Present every line of the listing below as a numbered list, skipping blank lines and leaving out the pictures.

Records:
——
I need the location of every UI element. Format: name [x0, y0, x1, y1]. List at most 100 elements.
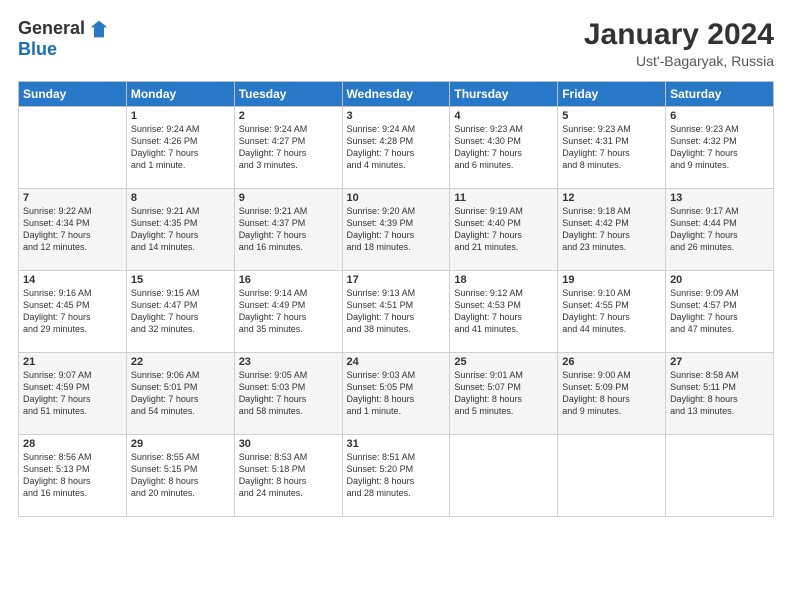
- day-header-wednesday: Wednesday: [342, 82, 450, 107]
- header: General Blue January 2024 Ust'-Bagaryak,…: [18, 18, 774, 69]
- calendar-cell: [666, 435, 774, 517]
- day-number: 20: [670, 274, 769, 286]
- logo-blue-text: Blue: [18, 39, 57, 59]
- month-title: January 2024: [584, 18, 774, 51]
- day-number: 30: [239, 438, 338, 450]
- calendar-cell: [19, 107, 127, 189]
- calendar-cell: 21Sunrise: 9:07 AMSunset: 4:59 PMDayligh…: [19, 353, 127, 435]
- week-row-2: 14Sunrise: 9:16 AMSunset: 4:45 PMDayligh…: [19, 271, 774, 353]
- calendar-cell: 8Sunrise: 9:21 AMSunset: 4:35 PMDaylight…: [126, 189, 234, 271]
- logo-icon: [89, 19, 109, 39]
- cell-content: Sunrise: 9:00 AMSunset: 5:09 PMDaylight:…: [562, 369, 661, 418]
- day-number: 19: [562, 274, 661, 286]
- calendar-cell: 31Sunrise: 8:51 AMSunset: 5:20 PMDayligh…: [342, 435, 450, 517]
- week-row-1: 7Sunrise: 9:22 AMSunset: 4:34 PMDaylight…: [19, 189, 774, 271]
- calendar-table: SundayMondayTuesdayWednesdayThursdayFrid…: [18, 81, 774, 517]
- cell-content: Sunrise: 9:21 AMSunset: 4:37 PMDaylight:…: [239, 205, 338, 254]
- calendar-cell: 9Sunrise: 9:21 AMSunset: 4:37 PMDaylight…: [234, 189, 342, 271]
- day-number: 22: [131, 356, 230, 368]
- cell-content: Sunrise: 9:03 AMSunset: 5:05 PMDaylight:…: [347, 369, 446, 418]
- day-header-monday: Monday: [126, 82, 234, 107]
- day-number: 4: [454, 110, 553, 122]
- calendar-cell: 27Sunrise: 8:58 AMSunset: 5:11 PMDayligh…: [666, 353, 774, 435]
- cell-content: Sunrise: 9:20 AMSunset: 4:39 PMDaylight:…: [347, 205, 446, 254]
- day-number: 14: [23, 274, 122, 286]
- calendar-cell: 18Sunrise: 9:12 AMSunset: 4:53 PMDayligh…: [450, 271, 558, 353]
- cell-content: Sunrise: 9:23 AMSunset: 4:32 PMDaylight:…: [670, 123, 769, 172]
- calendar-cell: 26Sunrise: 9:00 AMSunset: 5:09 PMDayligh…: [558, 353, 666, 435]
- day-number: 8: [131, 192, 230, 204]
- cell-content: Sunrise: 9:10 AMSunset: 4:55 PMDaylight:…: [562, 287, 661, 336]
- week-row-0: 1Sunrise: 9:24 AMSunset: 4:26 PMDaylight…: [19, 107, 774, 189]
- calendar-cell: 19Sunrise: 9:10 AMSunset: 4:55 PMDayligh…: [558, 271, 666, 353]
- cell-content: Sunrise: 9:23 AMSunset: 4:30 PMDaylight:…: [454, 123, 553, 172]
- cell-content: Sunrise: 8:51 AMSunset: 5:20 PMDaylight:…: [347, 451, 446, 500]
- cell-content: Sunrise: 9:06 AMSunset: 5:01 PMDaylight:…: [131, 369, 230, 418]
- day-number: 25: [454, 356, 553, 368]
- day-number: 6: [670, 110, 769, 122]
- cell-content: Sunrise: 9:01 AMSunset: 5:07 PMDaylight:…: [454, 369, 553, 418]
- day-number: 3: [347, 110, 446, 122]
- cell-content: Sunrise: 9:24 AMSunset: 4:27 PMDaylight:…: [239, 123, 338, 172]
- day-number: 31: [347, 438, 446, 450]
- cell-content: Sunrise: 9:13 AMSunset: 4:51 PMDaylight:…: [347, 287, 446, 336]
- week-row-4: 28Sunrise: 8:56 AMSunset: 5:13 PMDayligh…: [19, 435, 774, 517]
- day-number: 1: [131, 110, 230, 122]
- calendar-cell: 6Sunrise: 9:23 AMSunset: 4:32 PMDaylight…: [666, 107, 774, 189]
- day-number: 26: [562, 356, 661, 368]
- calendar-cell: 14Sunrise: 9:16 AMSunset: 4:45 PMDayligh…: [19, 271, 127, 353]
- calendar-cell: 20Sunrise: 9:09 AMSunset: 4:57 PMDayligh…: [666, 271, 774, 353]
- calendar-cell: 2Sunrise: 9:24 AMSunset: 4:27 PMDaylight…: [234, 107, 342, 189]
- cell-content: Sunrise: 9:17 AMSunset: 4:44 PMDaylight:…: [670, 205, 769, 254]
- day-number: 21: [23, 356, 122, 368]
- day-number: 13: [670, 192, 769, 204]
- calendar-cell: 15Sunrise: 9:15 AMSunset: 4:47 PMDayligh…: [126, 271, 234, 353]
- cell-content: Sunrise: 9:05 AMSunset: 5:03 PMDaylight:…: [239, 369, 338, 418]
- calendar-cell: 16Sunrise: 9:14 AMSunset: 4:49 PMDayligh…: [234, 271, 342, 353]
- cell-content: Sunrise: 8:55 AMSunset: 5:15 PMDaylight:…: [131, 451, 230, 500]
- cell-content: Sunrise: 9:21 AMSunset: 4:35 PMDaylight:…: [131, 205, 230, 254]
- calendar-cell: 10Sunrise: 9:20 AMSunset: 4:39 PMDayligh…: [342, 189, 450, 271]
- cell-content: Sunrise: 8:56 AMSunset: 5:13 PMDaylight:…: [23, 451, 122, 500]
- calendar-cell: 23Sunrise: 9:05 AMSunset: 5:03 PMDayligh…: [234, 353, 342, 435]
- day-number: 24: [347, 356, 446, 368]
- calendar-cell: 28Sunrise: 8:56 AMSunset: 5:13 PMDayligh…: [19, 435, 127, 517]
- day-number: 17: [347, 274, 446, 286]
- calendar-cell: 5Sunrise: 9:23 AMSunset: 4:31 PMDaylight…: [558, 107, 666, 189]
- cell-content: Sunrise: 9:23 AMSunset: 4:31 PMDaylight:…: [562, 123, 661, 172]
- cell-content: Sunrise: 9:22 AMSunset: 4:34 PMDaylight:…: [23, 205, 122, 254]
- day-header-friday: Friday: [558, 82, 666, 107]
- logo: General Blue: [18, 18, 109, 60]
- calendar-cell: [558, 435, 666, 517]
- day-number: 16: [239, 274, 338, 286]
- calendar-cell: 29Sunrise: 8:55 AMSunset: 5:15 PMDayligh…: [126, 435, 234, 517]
——
Task answer:
1. I need the location of every UI element. Format: name [x0, y0, x1, y1]. List at most 100 elements.
2. - day-header-wednesday: Wednesday: [342, 82, 450, 107]
3. - header: General Blue January 2024 Ust'-Bagaryak,…: [18, 18, 774, 69]
4. - calendar-cell: [666, 435, 774, 517]
5. - day-number: 20: [670, 274, 769, 286]
6. - logo-blue-text: Blue: [18, 39, 57, 59]
7. - month-title: January 2024: [584, 18, 774, 51]
8. - day-number: 30: [239, 438, 338, 450]
9. - calendar-cell: [19, 107, 127, 189]
10. - calendar-cell: 21Sunrise: 9:07 AMSunset: 4:59 PMDayligh…: [19, 353, 127, 435]
11. - week-row-2: 14Sunrise: 9:16 AMSunset: 4:45 PMDayligh…: [19, 271, 774, 353]
12. - calendar-cell: 8Sunrise: 9:21 AMSunset: 4:35 PMDaylight…: [126, 189, 234, 271]
13. - logo-icon: [89, 19, 109, 39]
14. - cell-content: Sunrise: 9:00 AMSunset: 5:09 PMDaylight:…: [562, 369, 661, 418]
15. - day-number: 19: [562, 274, 661, 286]
16. - calendar-cell: 31Sunrise: 8:51 AMSunset: 5:20 PMDayligh…: [342, 435, 450, 517]
17. - week-row-1: 7Sunrise: 9:22 AMSunset: 4:34 PMDaylight…: [19, 189, 774, 271]
18. - calendar-table: SundayMondayTuesdayWednesdayThursdayFrid…: [18, 81, 774, 517]
19. - cell-content: Sunrise: 9:21 AMSunset: 4:37 PMDaylight:…: [239, 205, 338, 254]
20. - calendar-cell: 9Sunrise: 9:21 AMSunset: 4:37 PMDaylight…: [234, 189, 342, 271]
21. - day-number: 22: [131, 356, 230, 368]
22. - cell-content: Sunrise: 9:03 AMSunset: 5:05 PMDaylight:…: [347, 369, 446, 418]
23. - day-header-monday: Monday: [126, 82, 234, 107]
24. - day-number: 4: [454, 110, 553, 122]
25. - calendar-cell: 27Sunrise: 8:58 AMSunset: 5:11 PMDayligh…: [666, 353, 774, 435]
26. - cell-content: Sunrise: 9:20 AMSunset: 4:39 PMDaylight:…: [347, 205, 446, 254]
27. - day-number: 14: [23, 274, 122, 286]
28. - calendar-cell: 18Sunrise: 9:12 AMSunset: 4:53 PMDayligh…: [450, 271, 558, 353]
29. - cell-content: Sunrise: 9:23 AMSunset: 4:32 PMDaylight:…: [670, 123, 769, 172]
30. - calendar-cell: 26Sunrise: 9:00 AMSunset: 5:09 PMDayligh…: [558, 353, 666, 435]
31. - day-number: 8: [131, 192, 230, 204]
32. - cell-content: Sunrise: 9:10 AMSunset: 4:55 PMDaylight:…: [562, 287, 661, 336]
33. - week-row-0: 1Sunrise: 9:24 AMSunset: 4:26 PMDaylight…: [19, 107, 774, 189]
34. - calendar-cell: 19Sunrise: 9:10 AMSunset: 4:55 PMDayligh…: [558, 271, 666, 353]
35. - cell-content: Sunrise: 9:23 AMSunset: 4:30 PMDaylight:…: [454, 123, 553, 172]
36. - cell-content: Sunrise: 8:51 AMSunset: 5:20 PMDaylight:…: [347, 451, 446, 500]
37. - cell-content: Sunrise: 9:06 AMSunset: 5:01 PMDaylight:…: [131, 369, 230, 418]
38. - day-number: 25: [454, 356, 553, 368]
39. - day-number: 6: [670, 110, 769, 122]
40. - cell-content: Sunrise: 9:01 AMSunset: 5:07 PMDaylight:…: [454, 369, 553, 418]
41. - day-number: 3: [347, 110, 446, 122]
42. - cell-content: Sunrise: 9:24 AMSunset: 4:27 PMDaylight:…: [239, 123, 338, 172]
43. - day-number: 31: [347, 438, 446, 450]
44. - cell-content: Sunrise: 9:13 AMSunset: 4:51 PMDaylight:…: [347, 287, 446, 336]
45. - week-row-4: 28Sunrise: 8:56 AMSunset: 5:13 PMDayligh…: [19, 435, 774, 517]
46. - day-number: 1: [131, 110, 230, 122]
47. - calendar-cell: 6Sunrise: 9:23 AMSunset: 4:32 PMDaylight…: [666, 107, 774, 189]
48. - day-number: 26: [562, 356, 661, 368]
49. - calendar-cell: 14Sunrise: 9:16 AMSunset: 4:45 PMDayligh…: [19, 271, 127, 353]
50. - calendar-cell: 20Sunrise: 9:09 AMSunset: 4:57 PMDayligh…: [666, 271, 774, 353]
51. - calendar-cell: 2Sunrise: 9:24 AMSunset: 4:27 PMDaylight…: [234, 107, 342, 189]
52. - cell-content: Sunrise: 9:17 AMSunset: 4:44 PMDaylight:…: [670, 205, 769, 254]
53. - day-number: 21: [23, 356, 122, 368]
54. - day-number: 13: [670, 192, 769, 204]
55. - calendar-cell: 15Sunrise: 9:15 AMSunset: 4:47 PMDayligh…: [126, 271, 234, 353]
56. - cell-content: Sunrise: 9:05 AMSunset: 5:03 PMDaylight:…: [239, 369, 338, 418]
57. - calendar-cell: 16Sunrise: 9:14 AMSunset: 4:49 PMDayligh…: [234, 271, 342, 353]
58. - cell-content: Sunrise: 8:55 AMSunset: 5:15 PMDaylight:…: [131, 451, 230, 500]
59. - cell-content: Sunrise: 9:21 AMSunset: 4:35 PMDaylight:…: [131, 205, 230, 254]
60. - calendar-cell: 10Sunrise: 9:20 AMSunset: 4:39 PMDayligh…: [342, 189, 450, 271]
61. - cell-content: Sunrise: 8:56 AMSunset: 5:13 PMDaylight:…: [23, 451, 122, 500]
62. - calendar-cell: 23Sunrise: 9:05 AMSunset: 5:03 PMDayligh…: [234, 353, 342, 435]
63. - day-number: 24: [347, 356, 446, 368]
64. - calendar-cell: 28Sunrise: 8:56 AMSunset: 5:13 PMDayligh…: [19, 435, 127, 517]
65. - day-number: 17: [347, 274, 446, 286]
66. - calendar-cell: 5Sunrise: 9:23 AMSunset: 4:31 PMDaylight…: [558, 107, 666, 189]
67. - cell-content: Sunrise: 9:23 AMSunset: 4:31 PMDaylight:…: [562, 123, 661, 172]
68. - cell-content: Sunrise: 9:22 AMSunset: 4:34 PMDaylight:…: [23, 205, 122, 254]
69. - day-header-friday: Friday: [558, 82, 666, 107]
70. - logo: General Blue: [18, 18, 109, 60]
71. - calendar-cell: [558, 435, 666, 517]
72. - day-number: 16: [239, 274, 338, 286]
73. - calendar-cell: 29Sunrise: 8:55 AMSunset: 5:15 PMDayligh…: [126, 435, 234, 517]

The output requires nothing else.